The records:
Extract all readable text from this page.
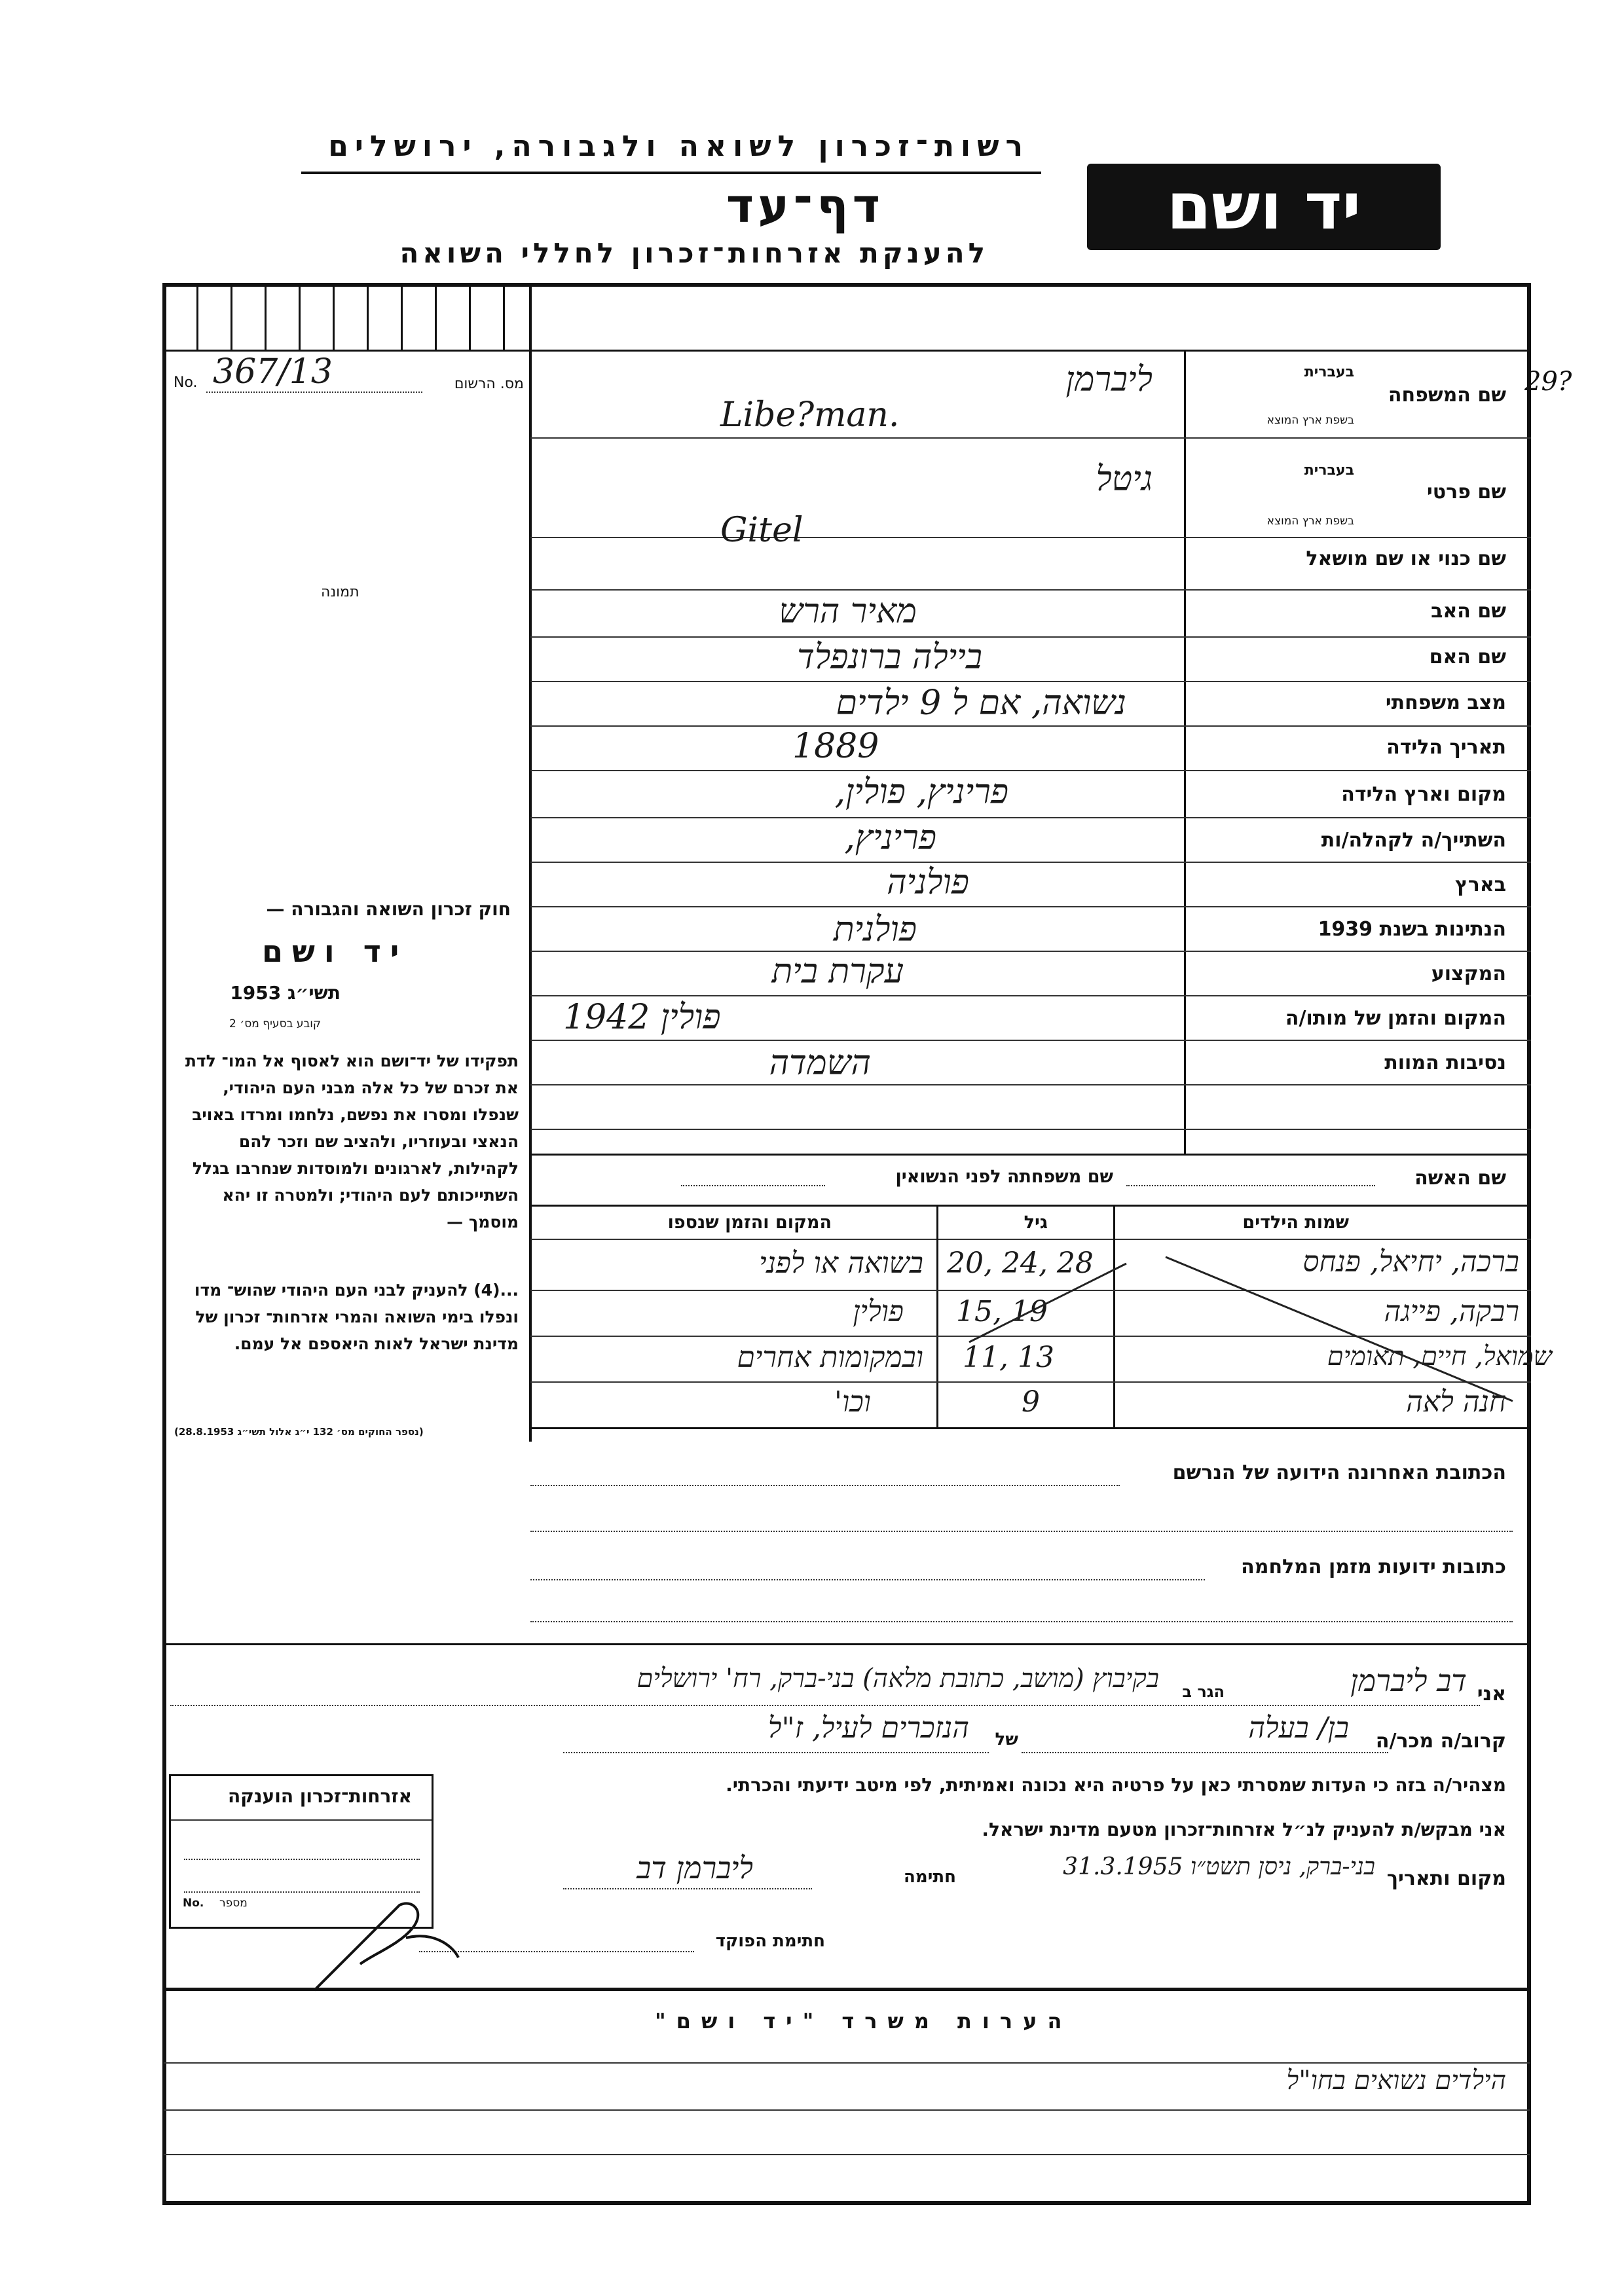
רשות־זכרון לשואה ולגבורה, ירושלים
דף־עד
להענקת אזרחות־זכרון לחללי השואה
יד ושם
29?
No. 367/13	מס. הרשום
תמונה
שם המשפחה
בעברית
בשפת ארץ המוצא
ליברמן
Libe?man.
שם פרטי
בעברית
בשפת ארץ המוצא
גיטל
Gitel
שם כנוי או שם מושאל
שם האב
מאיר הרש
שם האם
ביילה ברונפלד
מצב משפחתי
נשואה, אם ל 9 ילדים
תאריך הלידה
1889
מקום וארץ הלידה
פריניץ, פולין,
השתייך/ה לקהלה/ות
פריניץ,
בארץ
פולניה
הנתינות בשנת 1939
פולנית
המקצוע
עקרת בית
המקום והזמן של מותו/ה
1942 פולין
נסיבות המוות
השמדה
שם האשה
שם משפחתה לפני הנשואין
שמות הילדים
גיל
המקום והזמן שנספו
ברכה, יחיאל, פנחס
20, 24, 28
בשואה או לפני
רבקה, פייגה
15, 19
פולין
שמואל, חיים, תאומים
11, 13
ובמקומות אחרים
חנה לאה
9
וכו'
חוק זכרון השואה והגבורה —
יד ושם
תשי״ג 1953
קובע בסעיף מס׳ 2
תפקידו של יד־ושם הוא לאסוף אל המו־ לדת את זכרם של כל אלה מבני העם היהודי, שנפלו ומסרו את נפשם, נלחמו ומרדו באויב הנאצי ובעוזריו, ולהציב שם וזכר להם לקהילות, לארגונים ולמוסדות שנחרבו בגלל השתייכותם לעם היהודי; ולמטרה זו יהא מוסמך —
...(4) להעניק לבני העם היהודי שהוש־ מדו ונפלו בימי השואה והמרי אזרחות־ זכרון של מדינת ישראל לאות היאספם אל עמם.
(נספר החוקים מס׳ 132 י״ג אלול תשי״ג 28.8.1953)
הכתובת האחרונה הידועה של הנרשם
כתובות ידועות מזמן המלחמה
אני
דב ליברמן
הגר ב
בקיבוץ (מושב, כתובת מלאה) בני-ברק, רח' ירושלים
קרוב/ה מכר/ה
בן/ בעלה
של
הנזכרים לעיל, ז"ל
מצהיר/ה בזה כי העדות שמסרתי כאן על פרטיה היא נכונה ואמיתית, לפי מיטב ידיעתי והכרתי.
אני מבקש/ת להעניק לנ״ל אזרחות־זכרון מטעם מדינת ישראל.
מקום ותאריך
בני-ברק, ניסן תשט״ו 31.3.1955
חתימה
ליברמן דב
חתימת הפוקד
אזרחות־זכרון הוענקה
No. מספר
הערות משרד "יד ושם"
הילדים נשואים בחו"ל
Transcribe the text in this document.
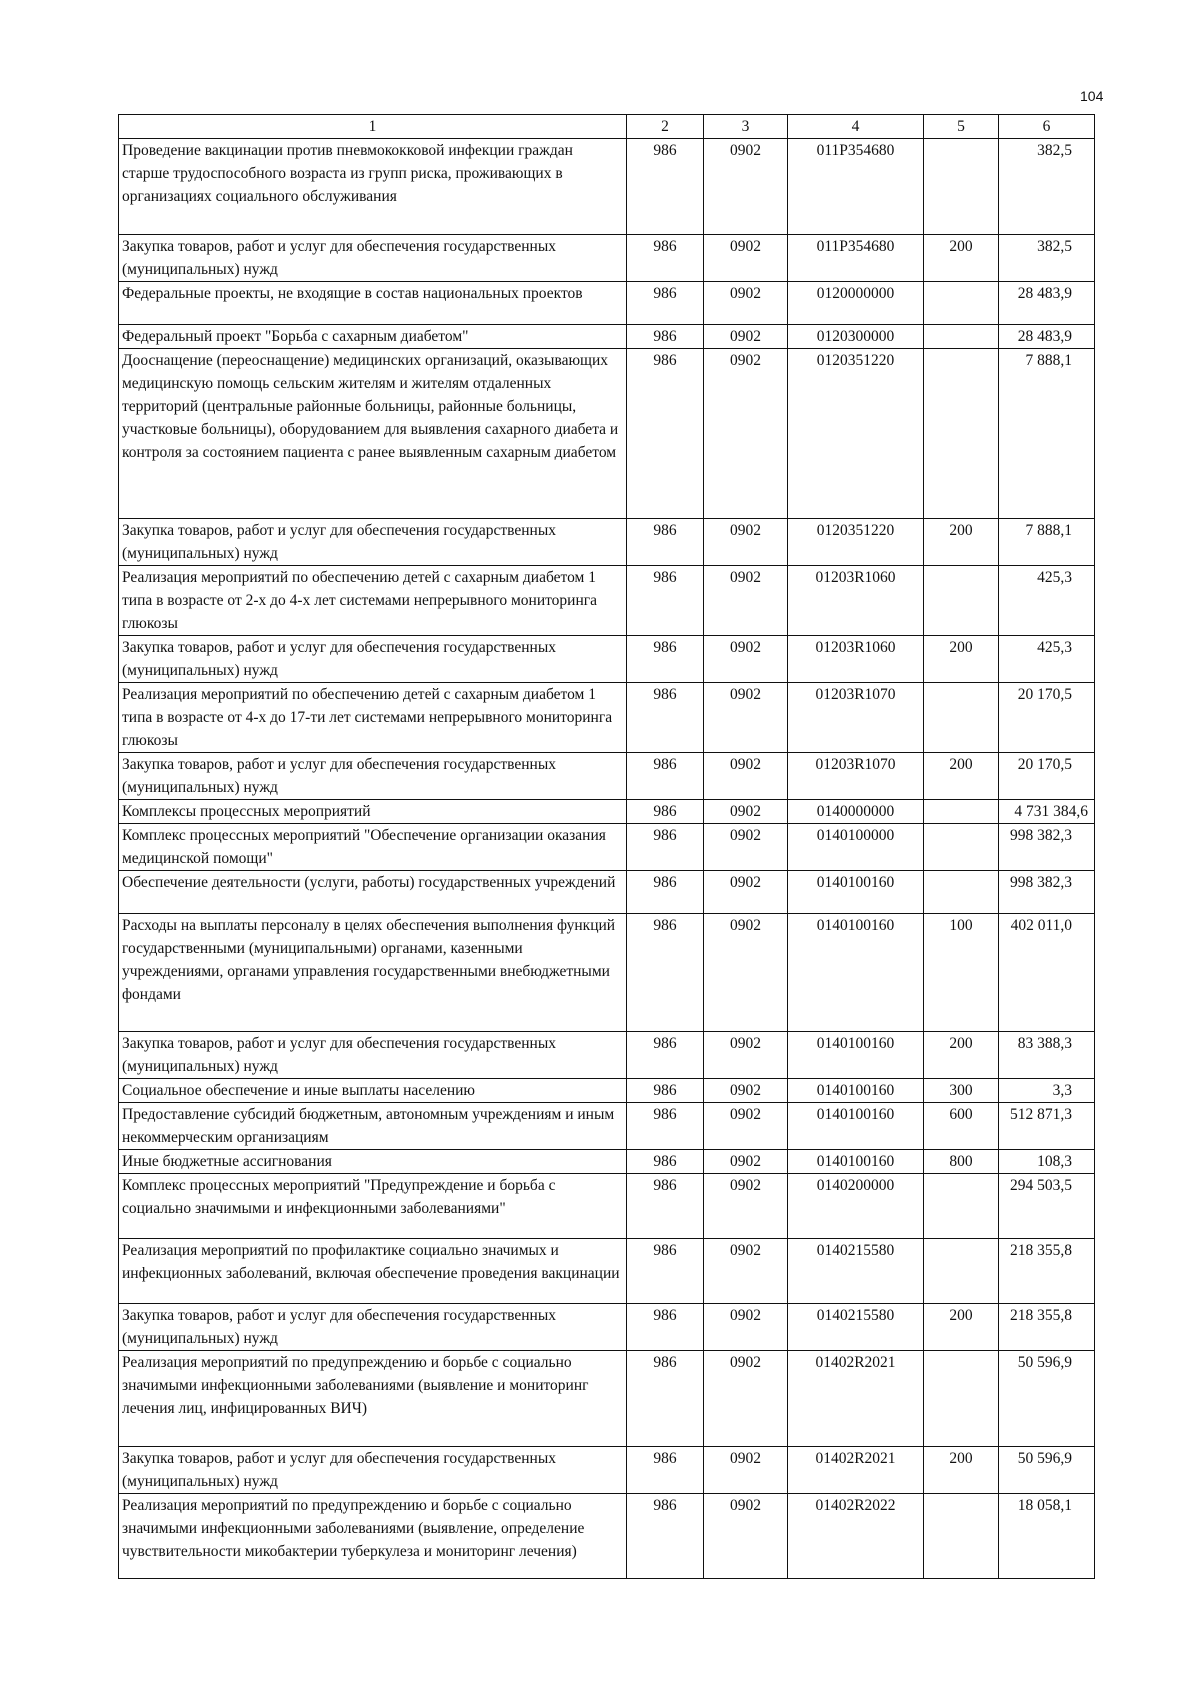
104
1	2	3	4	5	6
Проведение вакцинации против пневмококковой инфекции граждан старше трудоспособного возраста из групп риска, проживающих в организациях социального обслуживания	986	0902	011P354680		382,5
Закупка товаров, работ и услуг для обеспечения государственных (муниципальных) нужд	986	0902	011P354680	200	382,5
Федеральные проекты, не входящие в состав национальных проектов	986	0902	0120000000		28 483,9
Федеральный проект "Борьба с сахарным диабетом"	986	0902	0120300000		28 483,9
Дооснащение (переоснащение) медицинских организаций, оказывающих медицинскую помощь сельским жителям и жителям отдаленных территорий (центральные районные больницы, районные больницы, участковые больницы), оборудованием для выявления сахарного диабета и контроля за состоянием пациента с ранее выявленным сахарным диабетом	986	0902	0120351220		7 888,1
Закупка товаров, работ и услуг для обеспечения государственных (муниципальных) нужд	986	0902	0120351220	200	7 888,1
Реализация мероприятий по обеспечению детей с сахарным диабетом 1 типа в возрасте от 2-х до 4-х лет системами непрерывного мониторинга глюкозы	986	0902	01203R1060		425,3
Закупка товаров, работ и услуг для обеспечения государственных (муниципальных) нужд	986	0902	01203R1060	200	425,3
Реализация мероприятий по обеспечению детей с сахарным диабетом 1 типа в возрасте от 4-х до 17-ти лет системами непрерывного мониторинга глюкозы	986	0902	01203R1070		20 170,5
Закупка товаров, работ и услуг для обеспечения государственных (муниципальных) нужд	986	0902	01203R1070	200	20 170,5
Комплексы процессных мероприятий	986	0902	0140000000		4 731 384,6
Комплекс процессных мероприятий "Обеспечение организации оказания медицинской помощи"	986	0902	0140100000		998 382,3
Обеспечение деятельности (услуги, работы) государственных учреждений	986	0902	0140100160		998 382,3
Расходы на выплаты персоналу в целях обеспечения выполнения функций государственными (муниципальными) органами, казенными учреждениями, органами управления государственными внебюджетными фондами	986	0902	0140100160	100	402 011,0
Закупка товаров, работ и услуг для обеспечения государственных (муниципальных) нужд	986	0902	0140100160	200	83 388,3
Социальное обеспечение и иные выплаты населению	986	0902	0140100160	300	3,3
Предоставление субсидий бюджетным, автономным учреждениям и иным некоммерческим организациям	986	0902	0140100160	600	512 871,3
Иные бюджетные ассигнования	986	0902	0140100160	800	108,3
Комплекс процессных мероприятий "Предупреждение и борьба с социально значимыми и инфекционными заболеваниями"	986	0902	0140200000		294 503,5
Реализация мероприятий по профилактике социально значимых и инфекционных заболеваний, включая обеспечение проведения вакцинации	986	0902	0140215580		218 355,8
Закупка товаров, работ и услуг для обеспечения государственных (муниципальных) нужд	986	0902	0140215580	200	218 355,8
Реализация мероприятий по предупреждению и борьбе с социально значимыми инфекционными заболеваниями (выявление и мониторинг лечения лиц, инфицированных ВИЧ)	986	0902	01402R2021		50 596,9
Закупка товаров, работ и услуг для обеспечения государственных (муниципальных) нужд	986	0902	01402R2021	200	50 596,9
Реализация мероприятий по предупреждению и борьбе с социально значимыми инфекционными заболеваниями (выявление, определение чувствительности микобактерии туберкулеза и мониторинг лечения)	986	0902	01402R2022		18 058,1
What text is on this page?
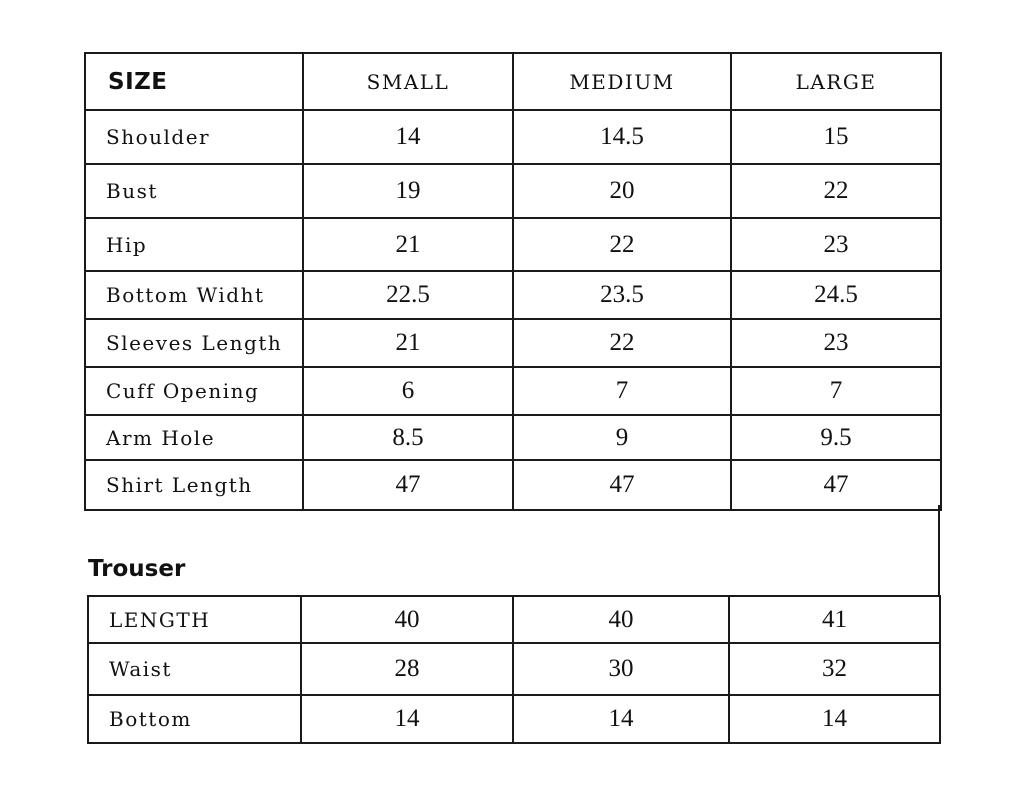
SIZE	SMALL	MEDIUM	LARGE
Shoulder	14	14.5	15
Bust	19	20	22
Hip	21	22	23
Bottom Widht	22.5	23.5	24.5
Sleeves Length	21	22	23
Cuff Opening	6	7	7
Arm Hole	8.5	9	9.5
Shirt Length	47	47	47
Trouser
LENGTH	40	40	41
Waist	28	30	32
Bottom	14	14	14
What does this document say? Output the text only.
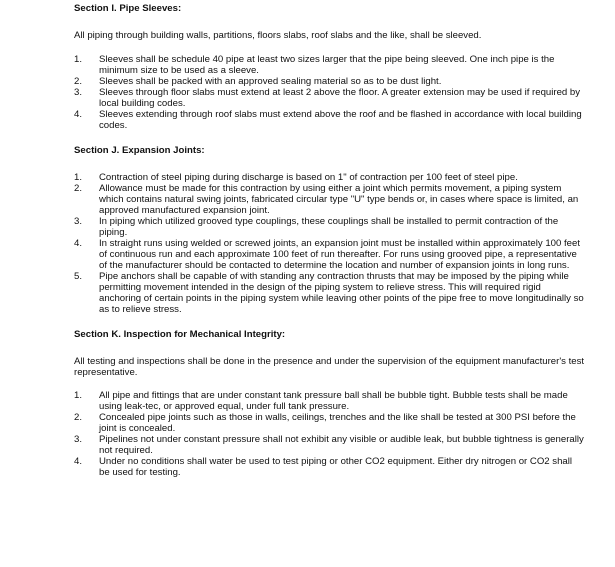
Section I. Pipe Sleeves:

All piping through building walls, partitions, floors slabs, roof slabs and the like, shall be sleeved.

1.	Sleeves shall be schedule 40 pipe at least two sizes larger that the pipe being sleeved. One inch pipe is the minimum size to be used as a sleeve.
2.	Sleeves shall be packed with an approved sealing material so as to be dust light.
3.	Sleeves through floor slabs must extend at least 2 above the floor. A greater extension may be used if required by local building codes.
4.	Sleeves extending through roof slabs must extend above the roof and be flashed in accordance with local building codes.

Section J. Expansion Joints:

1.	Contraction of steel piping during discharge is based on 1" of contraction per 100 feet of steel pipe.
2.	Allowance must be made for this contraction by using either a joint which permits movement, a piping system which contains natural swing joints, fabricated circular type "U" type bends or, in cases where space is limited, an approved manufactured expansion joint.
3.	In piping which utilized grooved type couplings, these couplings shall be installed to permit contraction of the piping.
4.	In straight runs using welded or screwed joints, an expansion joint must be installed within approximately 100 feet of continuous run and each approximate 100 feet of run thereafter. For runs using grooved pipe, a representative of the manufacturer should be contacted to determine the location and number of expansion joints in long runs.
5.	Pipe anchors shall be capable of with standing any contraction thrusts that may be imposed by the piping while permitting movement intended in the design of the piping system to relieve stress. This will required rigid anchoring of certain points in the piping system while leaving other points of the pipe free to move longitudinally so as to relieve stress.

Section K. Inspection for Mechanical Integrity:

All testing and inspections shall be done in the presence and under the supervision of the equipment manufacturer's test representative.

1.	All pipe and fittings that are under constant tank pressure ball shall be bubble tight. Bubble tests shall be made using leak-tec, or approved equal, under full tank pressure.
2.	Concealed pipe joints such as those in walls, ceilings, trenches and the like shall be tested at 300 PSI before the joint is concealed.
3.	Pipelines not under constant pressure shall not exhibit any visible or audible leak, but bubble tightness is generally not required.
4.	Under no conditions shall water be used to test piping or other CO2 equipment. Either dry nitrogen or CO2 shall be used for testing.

Requirement:
Pick out every line holding the string "מדינת" and return it.

The solution:
...(4) להעניק לבני העם היהודי שהוש־ מדו ונפלו בימי השואה והמרי אזרחות־ זכרון של מדינת ישראל לאות היאספם אל עמם.
אני מבקש/ת להעניק לנ״ל אזרחות־זכרון מטעם מדינת ישראל.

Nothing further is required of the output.